**Task directions:**
Copy each line of the data below with the word "Ἐπισκόπου".

(Data records)
★ ★ ★

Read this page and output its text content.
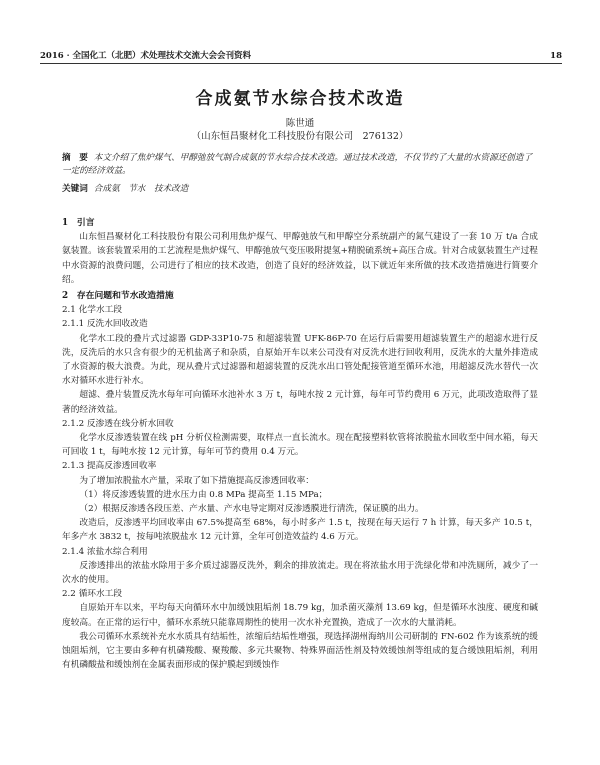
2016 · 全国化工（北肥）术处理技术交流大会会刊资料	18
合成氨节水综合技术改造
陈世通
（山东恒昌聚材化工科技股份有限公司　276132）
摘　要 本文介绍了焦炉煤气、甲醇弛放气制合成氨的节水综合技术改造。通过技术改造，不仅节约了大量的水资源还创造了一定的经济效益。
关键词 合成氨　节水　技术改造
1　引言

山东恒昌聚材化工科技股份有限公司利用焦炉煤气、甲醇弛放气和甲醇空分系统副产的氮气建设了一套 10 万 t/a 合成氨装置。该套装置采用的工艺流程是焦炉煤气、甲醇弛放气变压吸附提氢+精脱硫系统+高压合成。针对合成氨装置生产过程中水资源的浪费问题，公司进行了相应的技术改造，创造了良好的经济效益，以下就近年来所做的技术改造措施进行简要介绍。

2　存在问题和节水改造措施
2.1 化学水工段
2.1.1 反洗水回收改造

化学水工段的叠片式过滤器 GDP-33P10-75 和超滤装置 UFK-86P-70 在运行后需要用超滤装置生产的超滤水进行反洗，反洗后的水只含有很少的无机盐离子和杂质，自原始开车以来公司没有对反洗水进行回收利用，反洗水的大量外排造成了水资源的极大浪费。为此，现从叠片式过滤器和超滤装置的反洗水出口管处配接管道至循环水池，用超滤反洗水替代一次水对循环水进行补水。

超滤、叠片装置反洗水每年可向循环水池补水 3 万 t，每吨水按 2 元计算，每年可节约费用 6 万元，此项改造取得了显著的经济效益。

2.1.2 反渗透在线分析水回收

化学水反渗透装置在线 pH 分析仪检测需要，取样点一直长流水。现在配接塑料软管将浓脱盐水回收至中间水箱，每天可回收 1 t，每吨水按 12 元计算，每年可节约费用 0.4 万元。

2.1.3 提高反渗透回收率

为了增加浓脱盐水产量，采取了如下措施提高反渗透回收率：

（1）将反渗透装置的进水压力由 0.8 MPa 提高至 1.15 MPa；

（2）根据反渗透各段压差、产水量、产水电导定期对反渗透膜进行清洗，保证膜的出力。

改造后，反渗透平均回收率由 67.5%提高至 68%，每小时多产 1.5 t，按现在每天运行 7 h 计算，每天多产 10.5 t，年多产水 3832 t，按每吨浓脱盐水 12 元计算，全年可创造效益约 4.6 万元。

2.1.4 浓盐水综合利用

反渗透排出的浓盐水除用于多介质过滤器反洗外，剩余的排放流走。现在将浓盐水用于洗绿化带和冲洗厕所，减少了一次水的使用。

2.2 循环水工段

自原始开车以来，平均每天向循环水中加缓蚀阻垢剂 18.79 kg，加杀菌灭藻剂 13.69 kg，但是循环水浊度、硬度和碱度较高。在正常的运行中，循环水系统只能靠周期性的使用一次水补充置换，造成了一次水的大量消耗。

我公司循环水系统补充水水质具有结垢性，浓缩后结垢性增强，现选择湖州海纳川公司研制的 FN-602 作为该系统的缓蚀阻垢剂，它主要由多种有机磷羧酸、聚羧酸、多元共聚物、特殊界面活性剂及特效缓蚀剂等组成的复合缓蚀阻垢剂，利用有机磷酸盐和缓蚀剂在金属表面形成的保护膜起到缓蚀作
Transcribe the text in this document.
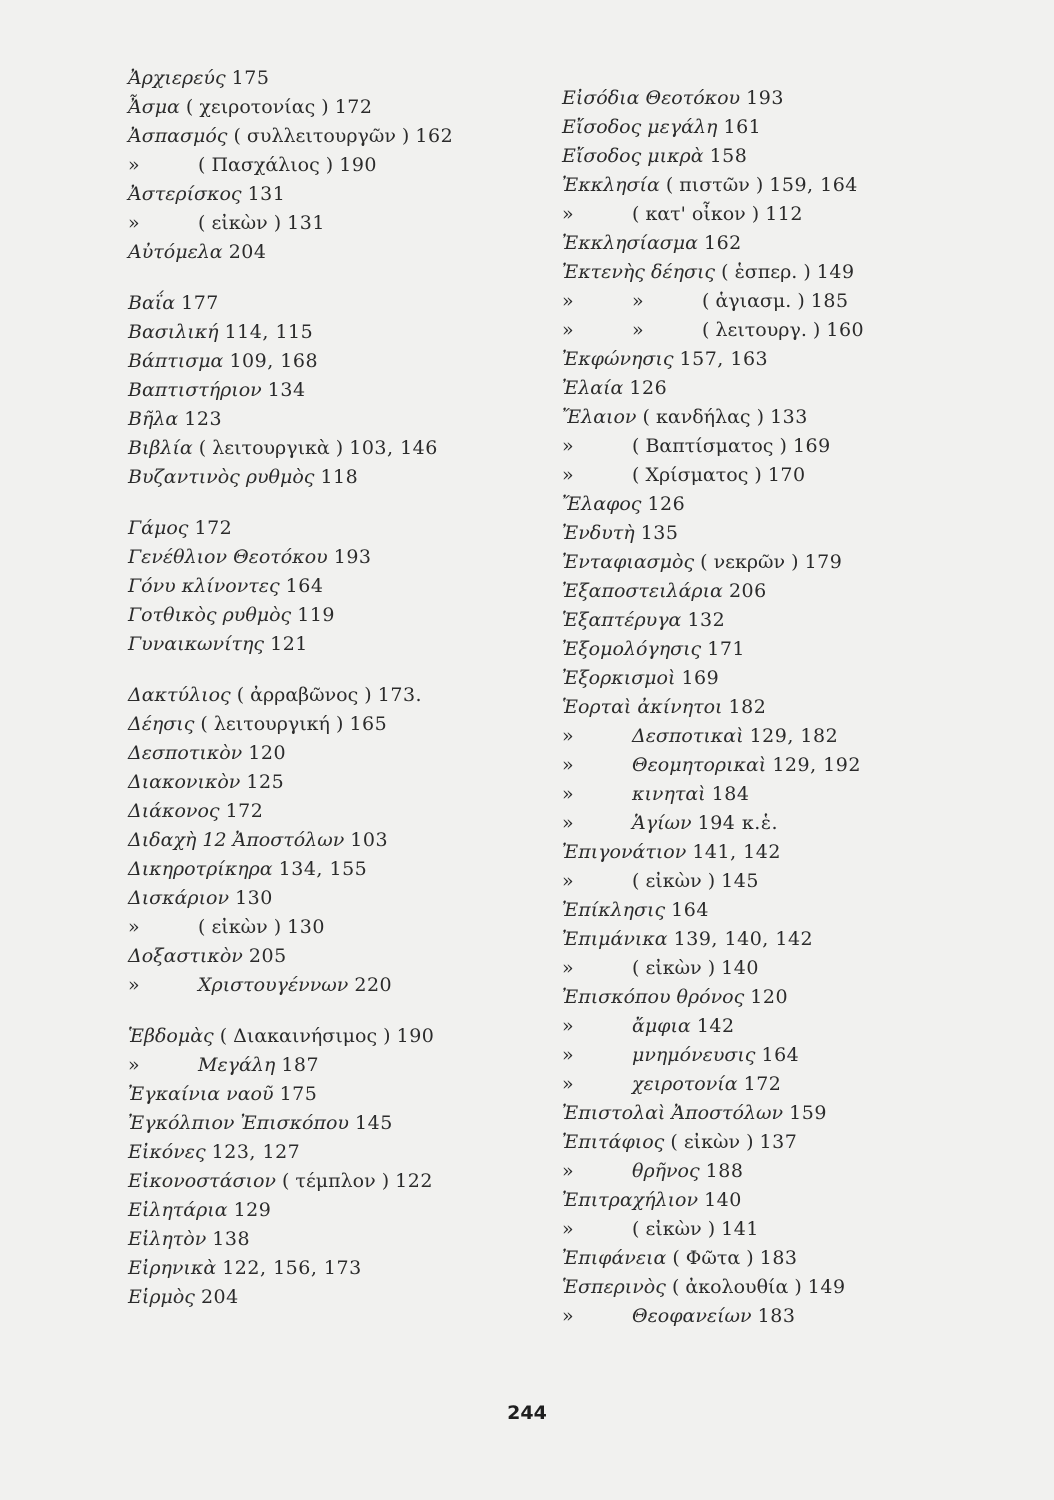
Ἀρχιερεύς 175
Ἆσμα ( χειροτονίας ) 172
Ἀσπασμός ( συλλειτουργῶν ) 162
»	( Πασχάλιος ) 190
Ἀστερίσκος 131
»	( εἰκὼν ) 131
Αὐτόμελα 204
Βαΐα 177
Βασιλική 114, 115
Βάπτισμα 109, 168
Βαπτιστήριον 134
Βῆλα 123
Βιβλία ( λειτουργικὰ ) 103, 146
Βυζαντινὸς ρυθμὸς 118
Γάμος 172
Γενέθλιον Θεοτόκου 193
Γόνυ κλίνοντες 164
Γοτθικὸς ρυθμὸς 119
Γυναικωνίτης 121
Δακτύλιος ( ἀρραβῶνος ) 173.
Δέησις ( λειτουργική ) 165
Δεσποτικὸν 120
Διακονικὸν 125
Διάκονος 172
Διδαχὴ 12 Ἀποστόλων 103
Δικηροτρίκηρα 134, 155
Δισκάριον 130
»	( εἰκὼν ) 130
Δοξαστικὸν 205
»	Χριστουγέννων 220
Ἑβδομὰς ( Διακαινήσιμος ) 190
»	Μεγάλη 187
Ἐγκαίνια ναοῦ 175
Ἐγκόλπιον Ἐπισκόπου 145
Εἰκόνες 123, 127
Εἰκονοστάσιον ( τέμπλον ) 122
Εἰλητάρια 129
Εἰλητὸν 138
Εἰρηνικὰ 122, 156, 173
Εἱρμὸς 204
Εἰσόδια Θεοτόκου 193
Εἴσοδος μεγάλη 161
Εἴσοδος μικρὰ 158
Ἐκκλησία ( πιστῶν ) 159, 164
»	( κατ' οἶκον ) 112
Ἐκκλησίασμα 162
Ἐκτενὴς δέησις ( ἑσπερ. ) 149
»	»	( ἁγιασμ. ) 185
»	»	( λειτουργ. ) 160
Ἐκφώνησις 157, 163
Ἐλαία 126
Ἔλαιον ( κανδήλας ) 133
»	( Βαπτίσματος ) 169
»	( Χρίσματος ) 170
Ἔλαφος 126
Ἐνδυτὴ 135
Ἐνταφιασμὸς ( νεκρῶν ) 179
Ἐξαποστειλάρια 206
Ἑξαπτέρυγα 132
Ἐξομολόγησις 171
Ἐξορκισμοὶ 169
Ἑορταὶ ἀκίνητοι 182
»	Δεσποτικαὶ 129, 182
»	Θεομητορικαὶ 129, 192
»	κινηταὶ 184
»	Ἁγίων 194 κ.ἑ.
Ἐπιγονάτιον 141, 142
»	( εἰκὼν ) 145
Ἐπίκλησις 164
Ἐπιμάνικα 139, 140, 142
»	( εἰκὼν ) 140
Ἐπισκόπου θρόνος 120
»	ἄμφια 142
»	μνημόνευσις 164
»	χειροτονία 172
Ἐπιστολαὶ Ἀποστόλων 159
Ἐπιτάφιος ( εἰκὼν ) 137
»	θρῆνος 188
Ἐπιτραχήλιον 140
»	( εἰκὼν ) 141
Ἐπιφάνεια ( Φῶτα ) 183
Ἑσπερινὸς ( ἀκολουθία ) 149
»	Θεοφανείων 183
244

★ ★ ★

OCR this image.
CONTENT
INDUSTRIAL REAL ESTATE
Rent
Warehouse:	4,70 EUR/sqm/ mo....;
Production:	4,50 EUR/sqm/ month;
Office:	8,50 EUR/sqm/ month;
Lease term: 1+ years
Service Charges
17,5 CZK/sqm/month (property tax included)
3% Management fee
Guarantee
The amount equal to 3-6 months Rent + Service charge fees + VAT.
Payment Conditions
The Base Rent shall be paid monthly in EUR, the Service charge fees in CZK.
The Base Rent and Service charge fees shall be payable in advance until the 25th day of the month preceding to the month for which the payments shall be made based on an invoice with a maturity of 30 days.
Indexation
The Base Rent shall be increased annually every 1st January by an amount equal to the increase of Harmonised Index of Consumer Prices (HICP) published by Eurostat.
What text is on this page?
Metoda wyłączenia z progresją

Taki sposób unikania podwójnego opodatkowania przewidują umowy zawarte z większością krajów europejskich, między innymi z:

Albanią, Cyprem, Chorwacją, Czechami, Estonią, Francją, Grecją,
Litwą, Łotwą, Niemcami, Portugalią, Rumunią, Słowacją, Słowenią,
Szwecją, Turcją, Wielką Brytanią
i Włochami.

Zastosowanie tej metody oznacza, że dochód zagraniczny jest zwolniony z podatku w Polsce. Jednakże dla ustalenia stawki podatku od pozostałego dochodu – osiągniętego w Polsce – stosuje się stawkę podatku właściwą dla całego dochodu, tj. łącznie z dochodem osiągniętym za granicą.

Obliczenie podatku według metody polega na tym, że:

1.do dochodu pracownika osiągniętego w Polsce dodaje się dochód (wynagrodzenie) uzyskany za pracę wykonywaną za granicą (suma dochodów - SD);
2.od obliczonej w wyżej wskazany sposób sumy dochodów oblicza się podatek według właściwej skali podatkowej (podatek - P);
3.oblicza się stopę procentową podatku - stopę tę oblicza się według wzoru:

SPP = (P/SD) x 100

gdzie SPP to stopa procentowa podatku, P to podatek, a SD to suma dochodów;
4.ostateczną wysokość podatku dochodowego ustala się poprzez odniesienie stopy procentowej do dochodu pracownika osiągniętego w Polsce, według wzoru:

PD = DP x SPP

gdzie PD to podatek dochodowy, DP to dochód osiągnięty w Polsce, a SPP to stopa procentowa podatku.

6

★ ★ ★

**Finished exercise:**
Ἐγκόλπιον Ἐπισκόπου 145
Ἐπισκόπου θρόνος 120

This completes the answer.